#### [Required work]
Your task is to copy the listing exactly, with the pictures left out.

|---|

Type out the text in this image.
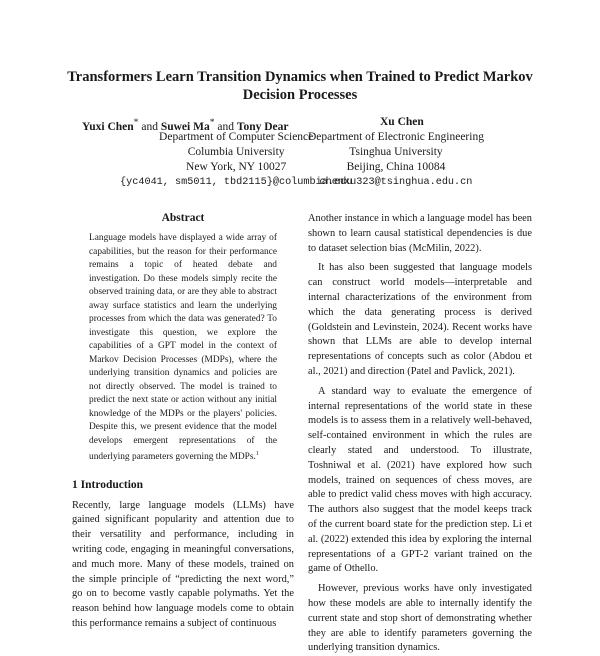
Transformers Learn Transition Dynamics when Trained to Predict Markov Decision Processes
Yuxi Chen* and Suwei Ma* and Tony Dear	Xu Chen
Department of Computer Science
Columbia University
New York, NY 10027
{yc4041, sm5011, tbd2115}@columbia.edu
Department of Electronic Engineering
Tsinghua University
Beijing, China 10084
chenxu323@tsinghua.edu.cn
Abstract

Language models have displayed a wide array of capabilities, but the reason for their performance remains a topic of heated debate and investigation. Do these models simply recite the observed training data, or are they able to abstract away surface statistics and learn the underlying processes from which the data was generated? To investigate this question, we explore the capabilities of a GPT model in the context of Markov Decision Processes (MDPs), where the underlying transition dynamics and policies are not directly observed. The model is trained to predict the next state or action without any initial knowledge of the MDPs or the players' policies. Despite this, we present evidence that the model develops emergent representations of the underlying parameters governing the MDPs.$^1$

1 Introduction

Recently, large language models (LLMs) have gained significant popularity and attention due to their versatility and performance, including in writing code, engaging in meaningful conversations, and much more. Many of these models, trained on the simple principle of “predicting the next word,” go on to become vastly capable polymaths. Yet the reason behind how language models come to obtain this performance remains a subject of continuous

Another instance in which a language model has been shown to learn causal statistical dependencies is due to dataset selection bias (McMilin, 2022).

It has also been suggested that language models can construct world models—interpretable and internal characterizations of the environment from which the data generating process is derived (Goldstein and Levinstein, 2024). Recent works have shown that LLMs are able to develop internal representations of concepts such as color (Abdou et al., 2021) and direction (Patel and Pavlick, 2021).

A standard way to evaluate the emergence of internal representations of the world state in these models is to assess them in a relatively well-behaved, self-contained environment in which the rules are clearly stated and understood. To illustrate, Toshniwal et al. (2021) have explored how such models, trained on sequences of chess moves, are able to predict valid chess moves with high accuracy. The authors also suggest that the model keeps track of the current board state for the prediction step. Li et al. (2022) extended this idea by exploring the internal representations of a GPT-2 variant trained on the game of Othello.

However, previous works have only investigated how these models are able to internally identify the current state and stop short of demonstrating whether they are able to identify parameters governing the underlying transition dynamics.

|---|

#### [Answer for this exercise]
Type out the text in this image.
Transformers Learn Transition Dynamics when Trained to Predict Markov Decision Processes
Yuxi Chen* and Suwei Ma* and Tony Dear	Xu Chen
Department of Computer Science
Columbia University
New York, NY 10027
{yc4041, sm5011, tbd2115}@columbia.edu
Department of Electronic Engineering
Tsinghua University
Beijing, China 10084
chenxu323@tsinghua.edu.cn
Abstract

Language models have displayed a wide array of capabilities, but the reason for their performance remains a topic of heated debate and investigation. Do these models simply recite the observed training data, or are they able to abstract away surface statistics and learn the underlying processes from which the data was generated? To investigate this question, we explore the capabilities of a GPT model in the context of Markov Decision Processes (MDPs), where the underlying transition dynamics and policies are not directly observed. The model is trained to predict the next state or action without any initial knowledge of the MDPs or the players' policies. Despite this, we present evidence that the model develops emergent representations of the underlying parameters governing the MDPs.$^1$

1 Introduction

Recently, large language models (LLMs) have gained significant popularity and attention due to their versatility and performance, including in writing code, engaging in meaningful conversations, and much more. Many of these models, trained on the simple principle of “predicting the next word,” go on to become vastly capable polymaths. Yet the reason behind how language models come to obtain this performance remains a subject of continuous

Another instance in which a language model has been shown to learn causal statistical dependencies is due to dataset selection bias (McMilin, 2022).

It has also been suggested that language models can construct world models—interpretable and internal characterizations of the environment from which the data generating process is derived (Goldstein and Levinstein, 2024). Recent works have shown that LLMs are able to develop internal representations of concepts such as color (Abdou et al., 2021) and direction (Patel and Pavlick, 2021).

A standard way to evaluate the emergence of internal representations of the world state in these models is to assess them in a relatively well-behaved, self-contained environment in which the rules are clearly stated and understood. To illustrate, Toshniwal et al. (2021) have explored how such models, trained on sequences of chess moves, are able to predict valid chess moves with high accuracy. The authors also suggest that the model keeps track of the current board state for the prediction step. Li et al. (2022) extended this idea by exploring the internal representations of a GPT-2 variant trained on the game of Othello.

However, previous works have only investigated how these models are able to internally identify the current state and stop short of demonstrating whether they are able to identify parameters governing the underlying transition dynamics.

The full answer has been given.